To do => Read through the records below and copy each line that uses the word "AddColumn".

— start of Data listing —

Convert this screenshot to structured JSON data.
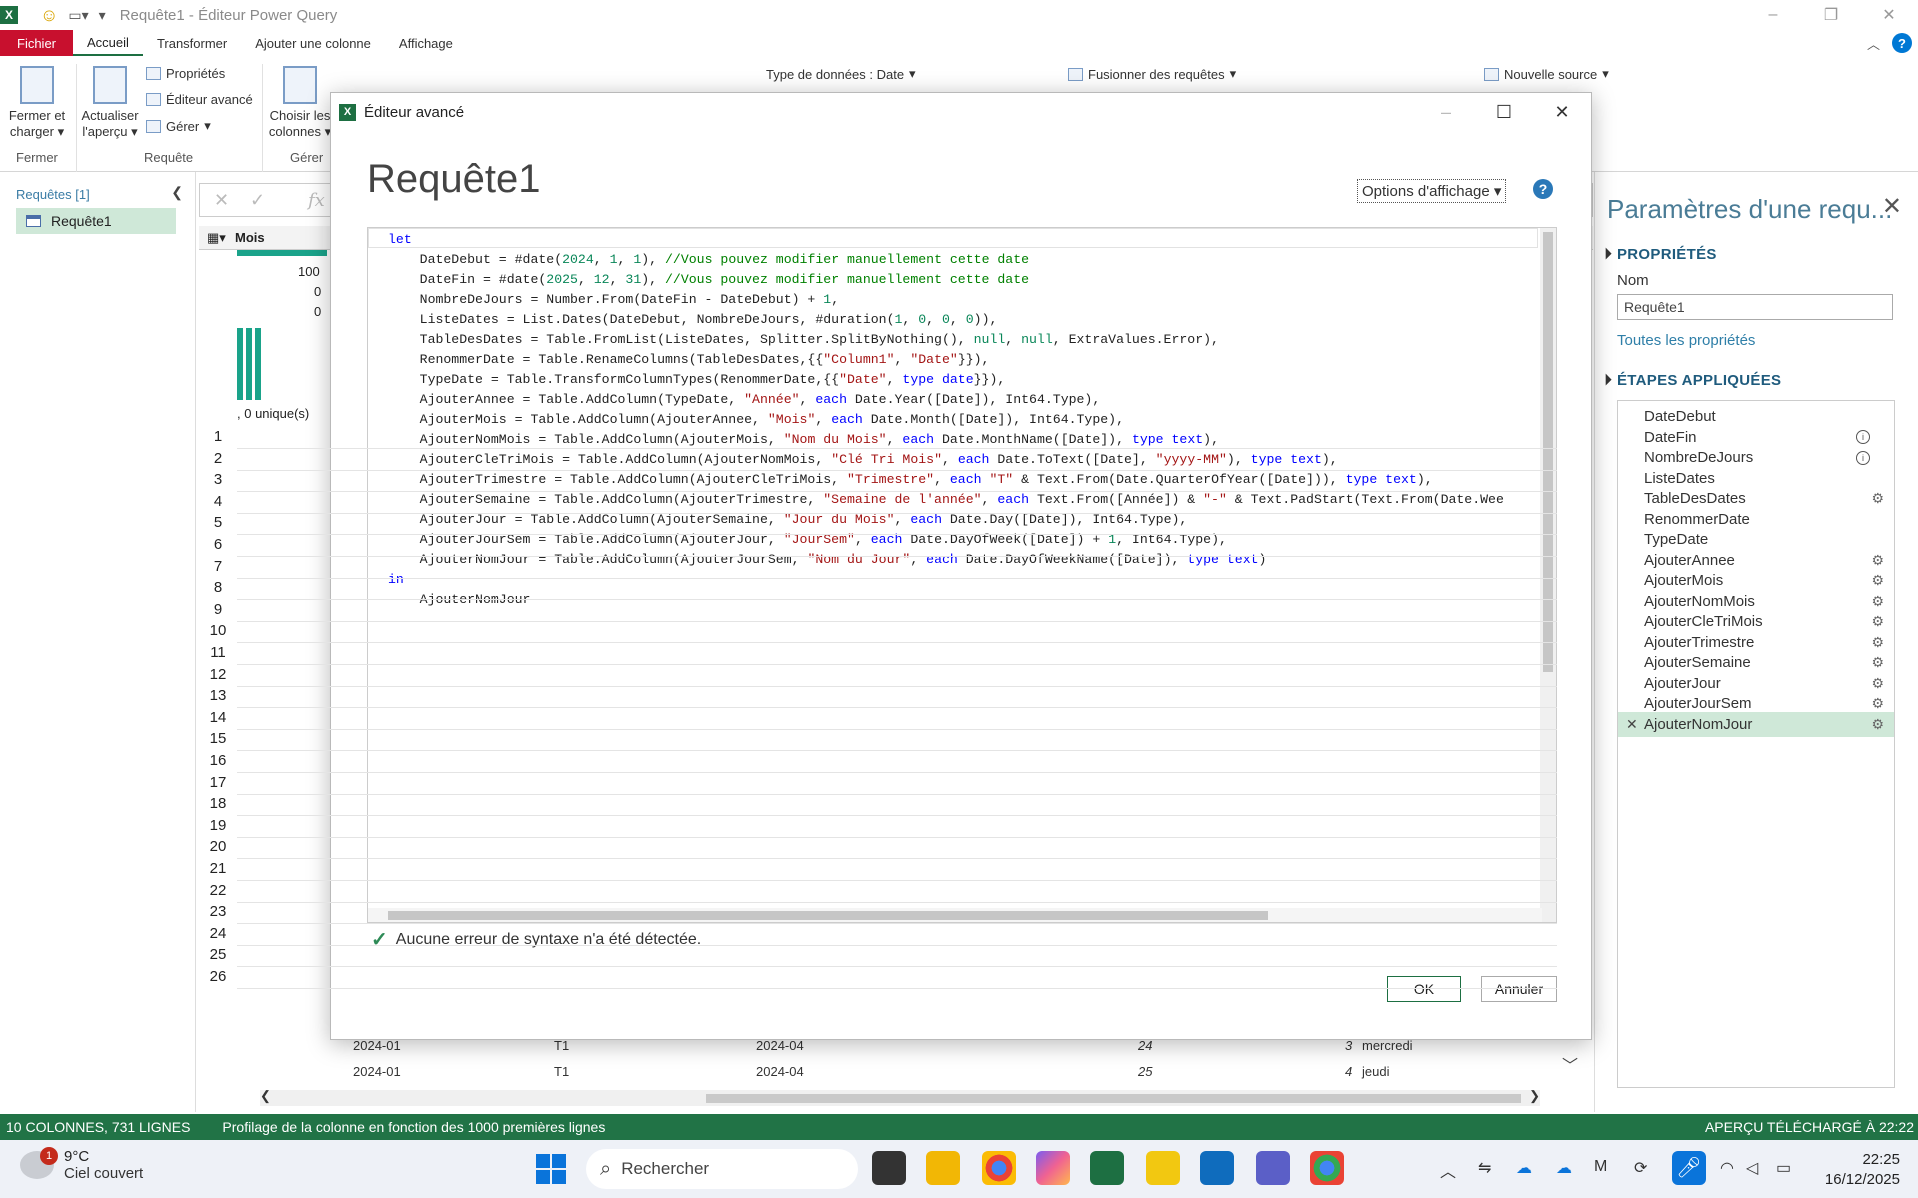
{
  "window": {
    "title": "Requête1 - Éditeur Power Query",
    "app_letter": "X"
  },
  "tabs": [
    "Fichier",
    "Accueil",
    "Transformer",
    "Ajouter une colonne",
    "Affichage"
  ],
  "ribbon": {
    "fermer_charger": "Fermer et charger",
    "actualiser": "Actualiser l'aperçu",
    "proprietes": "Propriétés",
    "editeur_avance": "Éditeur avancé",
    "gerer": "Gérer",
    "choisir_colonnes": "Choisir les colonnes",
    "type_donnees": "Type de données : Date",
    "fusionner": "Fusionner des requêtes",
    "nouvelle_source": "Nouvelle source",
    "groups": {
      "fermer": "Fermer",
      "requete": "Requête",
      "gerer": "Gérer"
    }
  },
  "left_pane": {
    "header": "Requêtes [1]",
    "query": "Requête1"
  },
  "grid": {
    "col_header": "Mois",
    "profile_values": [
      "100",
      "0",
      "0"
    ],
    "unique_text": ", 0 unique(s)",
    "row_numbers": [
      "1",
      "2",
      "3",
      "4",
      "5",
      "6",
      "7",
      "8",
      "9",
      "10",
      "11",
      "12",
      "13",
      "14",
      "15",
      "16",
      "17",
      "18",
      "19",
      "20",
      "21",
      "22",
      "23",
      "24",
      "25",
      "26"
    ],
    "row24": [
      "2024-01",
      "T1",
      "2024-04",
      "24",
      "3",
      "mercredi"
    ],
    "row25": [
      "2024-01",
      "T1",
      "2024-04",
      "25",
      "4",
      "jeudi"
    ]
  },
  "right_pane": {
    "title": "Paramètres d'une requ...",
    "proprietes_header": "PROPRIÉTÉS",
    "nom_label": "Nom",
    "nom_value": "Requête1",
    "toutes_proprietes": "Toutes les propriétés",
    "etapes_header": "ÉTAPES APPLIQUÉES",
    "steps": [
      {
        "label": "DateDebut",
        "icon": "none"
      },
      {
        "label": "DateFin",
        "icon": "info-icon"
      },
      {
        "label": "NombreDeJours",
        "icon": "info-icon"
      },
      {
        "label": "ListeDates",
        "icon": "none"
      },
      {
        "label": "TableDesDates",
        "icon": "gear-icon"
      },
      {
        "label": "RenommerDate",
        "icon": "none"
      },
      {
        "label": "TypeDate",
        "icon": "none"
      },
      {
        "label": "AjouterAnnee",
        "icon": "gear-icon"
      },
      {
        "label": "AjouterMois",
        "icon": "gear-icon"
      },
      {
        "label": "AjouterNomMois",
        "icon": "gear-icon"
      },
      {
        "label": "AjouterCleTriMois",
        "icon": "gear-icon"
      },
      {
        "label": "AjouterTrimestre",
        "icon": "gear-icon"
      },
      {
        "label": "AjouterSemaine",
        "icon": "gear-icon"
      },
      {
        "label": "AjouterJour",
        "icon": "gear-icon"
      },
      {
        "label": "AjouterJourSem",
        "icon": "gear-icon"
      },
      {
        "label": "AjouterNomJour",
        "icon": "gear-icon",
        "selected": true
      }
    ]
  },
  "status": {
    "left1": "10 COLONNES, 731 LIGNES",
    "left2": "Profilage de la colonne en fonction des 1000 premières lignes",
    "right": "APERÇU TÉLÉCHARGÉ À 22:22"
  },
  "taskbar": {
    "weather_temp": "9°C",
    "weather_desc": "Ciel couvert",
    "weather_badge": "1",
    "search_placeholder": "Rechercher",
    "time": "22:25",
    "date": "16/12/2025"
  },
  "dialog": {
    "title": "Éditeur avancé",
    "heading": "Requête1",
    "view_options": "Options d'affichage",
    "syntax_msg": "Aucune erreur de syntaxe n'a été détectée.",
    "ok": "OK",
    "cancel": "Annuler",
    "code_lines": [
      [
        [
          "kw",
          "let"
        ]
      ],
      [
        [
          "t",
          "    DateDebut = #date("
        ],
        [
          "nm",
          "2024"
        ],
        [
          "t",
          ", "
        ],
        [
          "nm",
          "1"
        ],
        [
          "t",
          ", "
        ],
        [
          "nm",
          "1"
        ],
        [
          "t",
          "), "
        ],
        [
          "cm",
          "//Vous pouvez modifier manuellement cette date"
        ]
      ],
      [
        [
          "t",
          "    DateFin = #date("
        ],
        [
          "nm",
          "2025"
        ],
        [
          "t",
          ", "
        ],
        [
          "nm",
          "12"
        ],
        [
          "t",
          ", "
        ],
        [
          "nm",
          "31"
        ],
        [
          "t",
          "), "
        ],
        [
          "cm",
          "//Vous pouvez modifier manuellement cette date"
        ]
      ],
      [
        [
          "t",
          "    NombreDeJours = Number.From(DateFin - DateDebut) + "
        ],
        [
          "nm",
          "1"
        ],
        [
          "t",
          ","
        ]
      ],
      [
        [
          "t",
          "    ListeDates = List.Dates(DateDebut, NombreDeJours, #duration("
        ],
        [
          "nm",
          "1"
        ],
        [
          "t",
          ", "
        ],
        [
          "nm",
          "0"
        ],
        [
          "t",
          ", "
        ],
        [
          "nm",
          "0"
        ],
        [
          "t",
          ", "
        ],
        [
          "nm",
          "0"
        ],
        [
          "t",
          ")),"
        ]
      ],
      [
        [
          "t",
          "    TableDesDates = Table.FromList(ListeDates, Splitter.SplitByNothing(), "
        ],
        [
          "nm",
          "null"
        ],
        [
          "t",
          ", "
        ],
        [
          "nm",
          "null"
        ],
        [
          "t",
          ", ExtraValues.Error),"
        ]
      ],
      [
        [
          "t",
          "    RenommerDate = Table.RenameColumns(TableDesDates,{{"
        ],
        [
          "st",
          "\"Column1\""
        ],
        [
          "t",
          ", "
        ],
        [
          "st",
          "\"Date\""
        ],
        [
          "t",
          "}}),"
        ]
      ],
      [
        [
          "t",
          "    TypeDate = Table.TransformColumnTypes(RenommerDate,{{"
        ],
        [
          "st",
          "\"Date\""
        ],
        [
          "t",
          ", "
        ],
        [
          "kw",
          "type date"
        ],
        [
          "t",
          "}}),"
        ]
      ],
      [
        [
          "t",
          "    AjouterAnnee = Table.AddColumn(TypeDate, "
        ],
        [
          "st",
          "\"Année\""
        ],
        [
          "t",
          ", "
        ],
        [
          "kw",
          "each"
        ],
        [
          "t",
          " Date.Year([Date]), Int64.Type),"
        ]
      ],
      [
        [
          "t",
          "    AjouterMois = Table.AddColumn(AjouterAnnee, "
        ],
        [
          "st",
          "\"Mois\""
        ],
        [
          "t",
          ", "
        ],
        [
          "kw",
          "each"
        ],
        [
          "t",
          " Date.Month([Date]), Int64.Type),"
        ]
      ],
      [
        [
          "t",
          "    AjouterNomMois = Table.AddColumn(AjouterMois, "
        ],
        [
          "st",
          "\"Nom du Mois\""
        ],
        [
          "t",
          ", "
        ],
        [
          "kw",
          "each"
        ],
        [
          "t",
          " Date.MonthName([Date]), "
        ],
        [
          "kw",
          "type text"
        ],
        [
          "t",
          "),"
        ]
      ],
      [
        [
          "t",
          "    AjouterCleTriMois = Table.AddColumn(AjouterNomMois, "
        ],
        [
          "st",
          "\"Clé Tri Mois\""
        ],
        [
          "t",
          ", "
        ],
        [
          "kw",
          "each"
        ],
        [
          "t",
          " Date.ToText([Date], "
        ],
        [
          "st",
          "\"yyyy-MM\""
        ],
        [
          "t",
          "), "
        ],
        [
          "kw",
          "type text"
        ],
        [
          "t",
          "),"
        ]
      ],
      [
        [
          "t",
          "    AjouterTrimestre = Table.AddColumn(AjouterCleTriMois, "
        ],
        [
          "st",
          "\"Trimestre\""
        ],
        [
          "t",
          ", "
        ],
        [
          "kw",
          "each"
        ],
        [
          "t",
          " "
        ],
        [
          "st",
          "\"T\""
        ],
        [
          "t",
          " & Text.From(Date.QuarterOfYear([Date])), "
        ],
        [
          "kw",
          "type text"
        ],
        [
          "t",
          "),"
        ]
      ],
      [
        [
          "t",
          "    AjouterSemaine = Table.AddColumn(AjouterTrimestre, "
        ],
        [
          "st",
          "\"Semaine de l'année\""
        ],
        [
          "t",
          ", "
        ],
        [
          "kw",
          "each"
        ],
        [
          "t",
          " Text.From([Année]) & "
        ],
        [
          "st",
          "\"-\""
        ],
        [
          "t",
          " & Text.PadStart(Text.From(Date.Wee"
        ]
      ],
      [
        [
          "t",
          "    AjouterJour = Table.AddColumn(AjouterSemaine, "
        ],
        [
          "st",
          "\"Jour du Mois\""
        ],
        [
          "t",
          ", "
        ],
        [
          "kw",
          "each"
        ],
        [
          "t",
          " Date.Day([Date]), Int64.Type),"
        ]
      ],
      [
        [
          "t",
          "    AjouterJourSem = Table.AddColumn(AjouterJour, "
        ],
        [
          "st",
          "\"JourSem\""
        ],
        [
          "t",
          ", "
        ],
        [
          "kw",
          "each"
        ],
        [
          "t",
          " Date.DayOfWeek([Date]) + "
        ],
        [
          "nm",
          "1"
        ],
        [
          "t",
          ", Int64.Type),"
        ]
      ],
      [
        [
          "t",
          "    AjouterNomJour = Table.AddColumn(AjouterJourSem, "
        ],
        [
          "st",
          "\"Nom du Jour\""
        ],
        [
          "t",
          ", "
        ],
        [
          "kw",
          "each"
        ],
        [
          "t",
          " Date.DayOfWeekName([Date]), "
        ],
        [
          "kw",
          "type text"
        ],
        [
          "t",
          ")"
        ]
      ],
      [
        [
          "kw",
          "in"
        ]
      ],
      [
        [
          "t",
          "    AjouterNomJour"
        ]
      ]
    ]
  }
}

— end of Data listing —

Exercise response =>
          "    AjouterAnnee = Table.AddColumn(TypeDate, "
          "    AjouterMois = Table.AddColumn(AjouterAnnee, "
          "    AjouterNomMois = Table.AddColumn(AjouterMois, "
          "    AjouterCleTriMois = Table.AddColumn(AjouterNomMois, "
          "    AjouterTrimestre = Table.AddColumn(AjouterCleTriMois, "
          "    AjouterSemaine = Table.AddColumn(AjouterTrimestre, "
          "    AjouterJour = Table.AddColumn(AjouterSemaine, "
          "    AjouterJourSem = Table.AddColumn(AjouterJour, "
          "    AjouterNomJour = Table.AddColumn(AjouterJourSem, "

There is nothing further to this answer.